__DATA FOR THIS TASK__
>>
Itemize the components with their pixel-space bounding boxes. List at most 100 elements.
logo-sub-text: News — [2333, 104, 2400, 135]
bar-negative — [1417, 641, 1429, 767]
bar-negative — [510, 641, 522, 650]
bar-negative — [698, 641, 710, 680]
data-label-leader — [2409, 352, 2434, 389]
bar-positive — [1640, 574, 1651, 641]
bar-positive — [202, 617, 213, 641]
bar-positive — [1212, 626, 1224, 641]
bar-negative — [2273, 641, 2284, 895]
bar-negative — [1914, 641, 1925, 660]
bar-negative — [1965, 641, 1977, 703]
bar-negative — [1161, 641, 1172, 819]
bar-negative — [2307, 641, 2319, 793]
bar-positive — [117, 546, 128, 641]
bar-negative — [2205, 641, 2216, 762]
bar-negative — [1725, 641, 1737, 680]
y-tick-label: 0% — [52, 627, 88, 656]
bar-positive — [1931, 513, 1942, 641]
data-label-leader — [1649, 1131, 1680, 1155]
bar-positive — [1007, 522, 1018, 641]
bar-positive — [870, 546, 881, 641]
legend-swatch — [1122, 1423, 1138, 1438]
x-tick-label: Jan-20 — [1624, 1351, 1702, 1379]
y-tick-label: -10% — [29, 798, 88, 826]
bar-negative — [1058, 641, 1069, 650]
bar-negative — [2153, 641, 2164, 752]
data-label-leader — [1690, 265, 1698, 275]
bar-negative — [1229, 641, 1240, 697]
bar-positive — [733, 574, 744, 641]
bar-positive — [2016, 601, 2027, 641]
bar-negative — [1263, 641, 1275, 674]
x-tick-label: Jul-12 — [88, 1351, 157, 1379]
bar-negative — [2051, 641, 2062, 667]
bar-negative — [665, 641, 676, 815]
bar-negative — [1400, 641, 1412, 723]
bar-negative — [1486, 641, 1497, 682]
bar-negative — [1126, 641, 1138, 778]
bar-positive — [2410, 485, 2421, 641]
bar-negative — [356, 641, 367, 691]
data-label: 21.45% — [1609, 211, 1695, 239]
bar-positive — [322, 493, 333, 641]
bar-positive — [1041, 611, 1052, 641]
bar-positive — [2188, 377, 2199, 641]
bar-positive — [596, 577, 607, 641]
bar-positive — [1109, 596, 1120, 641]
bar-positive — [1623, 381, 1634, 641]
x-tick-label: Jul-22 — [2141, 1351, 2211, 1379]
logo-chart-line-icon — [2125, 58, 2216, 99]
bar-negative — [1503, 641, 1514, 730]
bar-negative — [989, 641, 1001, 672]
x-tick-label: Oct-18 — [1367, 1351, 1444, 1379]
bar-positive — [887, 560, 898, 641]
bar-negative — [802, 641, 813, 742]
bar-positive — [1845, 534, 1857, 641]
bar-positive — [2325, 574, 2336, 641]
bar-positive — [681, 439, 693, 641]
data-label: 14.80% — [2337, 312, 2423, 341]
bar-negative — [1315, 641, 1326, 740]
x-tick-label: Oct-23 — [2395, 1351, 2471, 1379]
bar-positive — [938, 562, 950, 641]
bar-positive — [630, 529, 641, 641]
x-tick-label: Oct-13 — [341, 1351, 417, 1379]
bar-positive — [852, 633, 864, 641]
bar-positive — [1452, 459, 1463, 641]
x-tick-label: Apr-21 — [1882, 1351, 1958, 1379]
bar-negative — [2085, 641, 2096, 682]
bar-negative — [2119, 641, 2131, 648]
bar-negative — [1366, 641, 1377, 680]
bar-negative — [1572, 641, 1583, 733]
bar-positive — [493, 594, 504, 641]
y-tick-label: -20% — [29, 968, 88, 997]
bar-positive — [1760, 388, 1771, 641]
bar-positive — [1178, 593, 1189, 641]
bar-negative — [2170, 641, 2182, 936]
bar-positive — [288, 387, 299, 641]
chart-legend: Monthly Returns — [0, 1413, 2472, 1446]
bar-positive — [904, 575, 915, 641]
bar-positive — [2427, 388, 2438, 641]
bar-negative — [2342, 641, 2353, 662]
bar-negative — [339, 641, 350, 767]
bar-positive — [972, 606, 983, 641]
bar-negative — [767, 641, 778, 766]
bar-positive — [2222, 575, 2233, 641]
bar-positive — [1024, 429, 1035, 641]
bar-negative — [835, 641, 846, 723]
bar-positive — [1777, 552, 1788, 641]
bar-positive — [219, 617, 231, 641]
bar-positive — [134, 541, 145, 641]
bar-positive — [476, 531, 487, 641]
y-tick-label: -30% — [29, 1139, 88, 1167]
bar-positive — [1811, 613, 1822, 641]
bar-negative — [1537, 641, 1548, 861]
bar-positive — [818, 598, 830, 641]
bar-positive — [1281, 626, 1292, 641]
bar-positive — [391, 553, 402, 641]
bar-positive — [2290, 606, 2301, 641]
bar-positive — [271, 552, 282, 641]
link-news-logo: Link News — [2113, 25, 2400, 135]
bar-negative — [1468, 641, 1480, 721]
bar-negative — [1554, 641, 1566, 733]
<<
__SET PROBLEM__
What would you get if you printed out this listing above word for word, with nothing left out?

__FINAL RESULT__
Itemize the components with their pixel-space bounding boxes. List at most 100 elements.
logo-sub-text: News — [2333, 104, 2400, 135]
bar-negative — [1417, 641, 1429, 767]
bar-negative — [510, 641, 522, 650]
bar-negative — [698, 641, 710, 680]
data-label-leader — [2409, 352, 2434, 389]
bar-positive — [1640, 574, 1651, 641]
bar-positive — [202, 617, 213, 641]
bar-positive — [1212, 626, 1224, 641]
bar-negative — [2273, 641, 2284, 895]
bar-negative — [1914, 641, 1925, 660]
bar-negative — [1965, 641, 1977, 703]
bar-negative — [1161, 641, 1172, 819]
bar-negative — [2307, 641, 2319, 793]
bar-positive — [117, 546, 128, 641]
bar-negative — [2205, 641, 2216, 762]
bar-negative — [1725, 641, 1737, 680]
y-tick-label: 0% — [52, 627, 88, 656]
bar-positive — [1931, 513, 1942, 641]
data-label-leader — [1649, 1131, 1680, 1155]
bar-positive — [1007, 522, 1018, 641]
bar-positive — [870, 546, 881, 641]
legend-swatch — [1122, 1423, 1138, 1438]
x-tick-label: Jan-20 — [1624, 1351, 1702, 1379]
y-tick-label: -10% — [29, 798, 88, 826]
bar-negative — [1058, 641, 1069, 650]
bar-negative — [2153, 641, 2164, 752]
data-label-leader — [1690, 265, 1698, 275]
bar-negative — [1229, 641, 1240, 697]
bar-positive — [733, 574, 744, 641]
bar-positive — [2016, 601, 2027, 641]
bar-negative — [1263, 641, 1275, 674]
x-tick-label: Jul-12 — [88, 1351, 157, 1379]
bar-negative — [2051, 641, 2062, 667]
bar-negative — [665, 641, 676, 815]
bar-negative — [1400, 641, 1412, 723]
bar-negative — [1486, 641, 1497, 682]
bar-negative — [1126, 641, 1138, 778]
bar-positive — [2410, 485, 2421, 641]
bar-negative — [356, 641, 367, 691]
data-label: 21.45% — [1609, 211, 1695, 239]
bar-positive — [322, 493, 333, 641]
bar-positive — [1041, 611, 1052, 641]
bar-positive — [2188, 377, 2199, 641]
bar-positive — [596, 577, 607, 641]
bar-positive — [1109, 596, 1120, 641]
bar-positive — [1623, 381, 1634, 641]
x-tick-label: Jul-22 — [2141, 1351, 2211, 1379]
logo-chart-line-icon — [2125, 58, 2216, 99]
bar-negative — [1503, 641, 1514, 730]
bar-negative — [989, 641, 1001, 672]
x-tick-label: Oct-18 — [1367, 1351, 1444, 1379]
bar-positive — [887, 560, 898, 641]
bar-negative — [802, 641, 813, 742]
bar-positive — [1845, 534, 1857, 641]
bar-positive — [2325, 574, 2336, 641]
bar-positive — [681, 439, 693, 641]
data-label: 14.80% — [2337, 312, 2423, 341]
bar-negative — [1315, 641, 1326, 740]
x-tick-label: Oct-23 — [2395, 1351, 2471, 1379]
bar-positive — [938, 562, 950, 641]
bar-positive — [630, 529, 641, 641]
x-tick-label: Oct-13 — [341, 1351, 417, 1379]
bar-positive — [852, 633, 864, 641]
bar-positive — [1452, 459, 1463, 641]
x-tick-label: Apr-21 — [1882, 1351, 1958, 1379]
bar-negative — [2085, 641, 2096, 682]
bar-negative — [2119, 641, 2131, 648]
bar-negative — [1366, 641, 1377, 680]
bar-negative — [1572, 641, 1583, 733]
bar-positive — [493, 594, 504, 641]
y-tick-label: -20% — [29, 968, 88, 997]
bar-positive — [1760, 388, 1771, 641]
bar-positive — [1178, 593, 1189, 641]
bar-negative — [2170, 641, 2182, 936]
bar-positive — [288, 387, 299, 641]
chart-legend: Monthly Returns — [0, 1413, 2472, 1446]
bar-positive — [904, 575, 915, 641]
bar-positive — [2427, 388, 2438, 641]
bar-negative — [2342, 641, 2353, 662]
bar-negative — [339, 641, 350, 767]
bar-positive — [972, 606, 983, 641]
bar-negative — [767, 641, 778, 766]
bar-positive — [2222, 575, 2233, 641]
bar-positive — [1024, 429, 1035, 641]
bar-negative — [835, 641, 846, 723]
bar-positive — [1777, 552, 1788, 641]
bar-positive — [219, 617, 231, 641]
bar-positive — [134, 541, 145, 641]
bar-positive — [476, 531, 487, 641]
y-tick-label: -30% — [29, 1139, 88, 1167]
bar-positive — [1811, 613, 1822, 641]
bar-negative — [1537, 641, 1548, 861]
bar-positive — [818, 598, 830, 641]
bar-positive — [1281, 626, 1292, 641]
bar-positive — [391, 553, 402, 641]
bar-positive — [2290, 606, 2301, 641]
bar-positive — [271, 552, 282, 641]
link-news-logo: Link News — [2113, 25, 2400, 135]
bar-negative — [1468, 641, 1480, 721]
bar-negative — [1554, 641, 1566, 733]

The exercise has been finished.